* _Task_: Would you set down every entry shown below, precisely as written?

[A block of data]

------

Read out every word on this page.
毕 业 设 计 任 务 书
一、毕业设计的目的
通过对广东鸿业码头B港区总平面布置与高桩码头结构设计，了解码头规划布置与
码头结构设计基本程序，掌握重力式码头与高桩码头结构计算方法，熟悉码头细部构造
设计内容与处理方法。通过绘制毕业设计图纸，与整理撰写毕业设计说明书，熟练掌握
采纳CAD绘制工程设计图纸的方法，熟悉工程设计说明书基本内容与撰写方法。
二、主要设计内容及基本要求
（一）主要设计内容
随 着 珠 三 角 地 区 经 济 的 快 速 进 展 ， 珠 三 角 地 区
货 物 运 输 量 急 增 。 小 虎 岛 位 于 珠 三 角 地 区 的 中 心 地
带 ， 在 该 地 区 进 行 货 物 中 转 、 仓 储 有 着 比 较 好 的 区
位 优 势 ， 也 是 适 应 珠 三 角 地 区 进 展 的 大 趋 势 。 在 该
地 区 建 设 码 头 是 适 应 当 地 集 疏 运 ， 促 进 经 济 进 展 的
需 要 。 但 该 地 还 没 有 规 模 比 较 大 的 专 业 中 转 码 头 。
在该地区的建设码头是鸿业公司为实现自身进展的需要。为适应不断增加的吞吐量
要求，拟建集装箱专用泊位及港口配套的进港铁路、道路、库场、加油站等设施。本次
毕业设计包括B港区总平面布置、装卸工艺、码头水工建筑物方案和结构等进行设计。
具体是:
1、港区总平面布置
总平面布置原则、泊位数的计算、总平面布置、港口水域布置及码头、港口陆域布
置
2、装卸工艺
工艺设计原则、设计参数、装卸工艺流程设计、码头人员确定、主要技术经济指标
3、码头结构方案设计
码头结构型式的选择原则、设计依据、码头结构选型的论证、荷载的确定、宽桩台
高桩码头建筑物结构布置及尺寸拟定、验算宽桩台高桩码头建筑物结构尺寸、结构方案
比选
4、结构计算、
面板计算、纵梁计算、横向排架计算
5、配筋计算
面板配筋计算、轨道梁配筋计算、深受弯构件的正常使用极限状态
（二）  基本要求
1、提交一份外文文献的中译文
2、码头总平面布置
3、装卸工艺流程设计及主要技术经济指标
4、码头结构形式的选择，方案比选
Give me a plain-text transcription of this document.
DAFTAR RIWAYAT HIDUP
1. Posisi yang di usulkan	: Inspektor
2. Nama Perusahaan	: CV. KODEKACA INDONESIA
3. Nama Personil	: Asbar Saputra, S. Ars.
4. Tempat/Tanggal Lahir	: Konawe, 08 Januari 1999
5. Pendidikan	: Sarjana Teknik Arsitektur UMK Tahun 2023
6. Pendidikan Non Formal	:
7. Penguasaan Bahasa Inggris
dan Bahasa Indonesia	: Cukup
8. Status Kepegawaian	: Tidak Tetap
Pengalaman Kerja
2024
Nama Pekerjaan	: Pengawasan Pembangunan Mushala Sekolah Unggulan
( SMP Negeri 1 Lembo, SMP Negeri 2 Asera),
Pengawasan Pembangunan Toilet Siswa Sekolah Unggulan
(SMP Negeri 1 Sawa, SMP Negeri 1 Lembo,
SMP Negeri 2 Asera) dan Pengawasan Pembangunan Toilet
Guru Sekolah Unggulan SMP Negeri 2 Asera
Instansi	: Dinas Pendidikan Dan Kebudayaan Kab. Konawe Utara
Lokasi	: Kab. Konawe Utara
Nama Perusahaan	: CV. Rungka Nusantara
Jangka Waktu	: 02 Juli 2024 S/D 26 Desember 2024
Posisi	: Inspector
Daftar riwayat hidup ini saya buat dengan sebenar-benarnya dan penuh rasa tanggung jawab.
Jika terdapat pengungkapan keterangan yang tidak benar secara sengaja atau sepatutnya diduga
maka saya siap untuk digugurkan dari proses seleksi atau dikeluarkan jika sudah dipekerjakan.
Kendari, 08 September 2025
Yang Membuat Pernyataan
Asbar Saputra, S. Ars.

------

* _Problem solution_:
Read out every word on this page.
毕 业 设 计 任 务 书
一、毕业设计的目的
通过对广东鸿业码头B港区总平面布置与高桩码头结构设计，了解码头规划布置与
码头结构设计基本程序，掌握重力式码头与高桩码头结构计算方法，熟悉码头细部构造
设计内容与处理方法。通过绘制毕业设计图纸，与整理撰写毕业设计说明书，熟练掌握
采纳CAD绘制工程设计图纸的方法，熟悉工程设计说明书基本内容与撰写方法。
二、主要设计内容及基本要求
（一）主要设计内容
随 着 珠 三 角 地 区 经 济 的 快 速 进 展 ， 珠 三 角 地 区
货 物 运 输 量 急 增 。 小 虎 岛 位 于 珠 三 角 地 区 的 中 心 地
带 ， 在 该 地 区 进 行 货 物 中 转 、 仓 储 有 着 比 较 好 的 区
位 优 势 ， 也 是 适 应 珠 三 角 地 区 进 展 的 大 趋 势 。 在 该
地 区 建 设 码 头 是 适 应 当 地 集 疏 运 ， 促 进 经 济 进 展 的
需 要 。 但 该 地 还 没 有 规 模 比 较 大 的 专 业 中 转 码 头 。
在该地区的建设码头是鸿业公司为实现自身进展的需要。为适应不断增加的吞吐量
要求，拟建集装箱专用泊位及港口配套的进港铁路、道路、库场、加油站等设施。本次
毕业设计包括B港区总平面布置、装卸工艺、码头水工建筑物方案和结构等进行设计。
具体是:
1、港区总平面布置
总平面布置原则、泊位数的计算、总平面布置、港口水域布置及码头、港口陆域布
置
2、装卸工艺
工艺设计原则、设计参数、装卸工艺流程设计、码头人员确定、主要技术经济指标
3、码头结构方案设计
码头结构型式的选择原则、设计依据、码头结构选型的论证、荷载的确定、宽桩台
高桩码头建筑物结构布置及尺寸拟定、验算宽桩台高桩码头建筑物结构尺寸、结构方案
比选
4、结构计算、
面板计算、纵梁计算、横向排架计算
5、配筋计算
面板配筋计算、轨道梁配筋计算、深受弯构件的正常使用极限状态
（二）  基本要求
1、提交一份外文文献的中译文
2、码头总平面布置
3、装卸工艺流程设计及主要技术经济指标
4、码头结构形式的选择，方案比选
Give me a plain-text transcription of this document.
DAFTAR RIWAYAT HIDUP
1. Posisi yang di usulkan	: Inspektor
2. Nama Perusahaan	: CV. KODEKACA INDONESIA
3. Nama Personil	: Asbar Saputra, S. Ars.
4. Tempat/Tanggal Lahir	: Konawe, 08 Januari 1999
5. Pendidikan	: Sarjana Teknik Arsitektur UMK Tahun 2023
6. Pendidikan Non Formal	:
7. Penguasaan Bahasa Inggris
dan Bahasa Indonesia	: Cukup
8. Status Kepegawaian	: Tidak Tetap
Pengalaman Kerja
2024
Nama Pekerjaan	: Pengawasan Pembangunan Mushala Sekolah Unggulan
( SMP Negeri 1 Lembo, SMP Negeri 2 Asera),
Pengawasan Pembangunan Toilet Siswa Sekolah Unggulan
(SMP Negeri 1 Sawa, SMP Negeri 1 Lembo,
SMP Negeri 2 Asera) dan Pengawasan Pembangunan Toilet
Guru Sekolah Unggulan SMP Negeri 2 Asera
Instansi	: Dinas Pendidikan Dan Kebudayaan Kab. Konawe Utara
Lokasi	: Kab. Konawe Utara
Nama Perusahaan	: CV. Rungka Nusantara
Jangka Waktu	: 02 Juli 2024 S/D 26 Desember 2024
Posisi	: Inspector
Daftar riwayat hidup ini saya buat dengan sebenar-benarnya dan penuh rasa tanggung jawab.
Jika terdapat pengungkapan keterangan yang tidak benar secara sengaja atau sepatutnya diduga
maka saya siap untuk digugurkan dari proses seleksi atau dikeluarkan jika sudah dipekerjakan.
Kendari, 08 September 2025
Yang Membuat Pernyataan
Asbar Saputra, S. Ars.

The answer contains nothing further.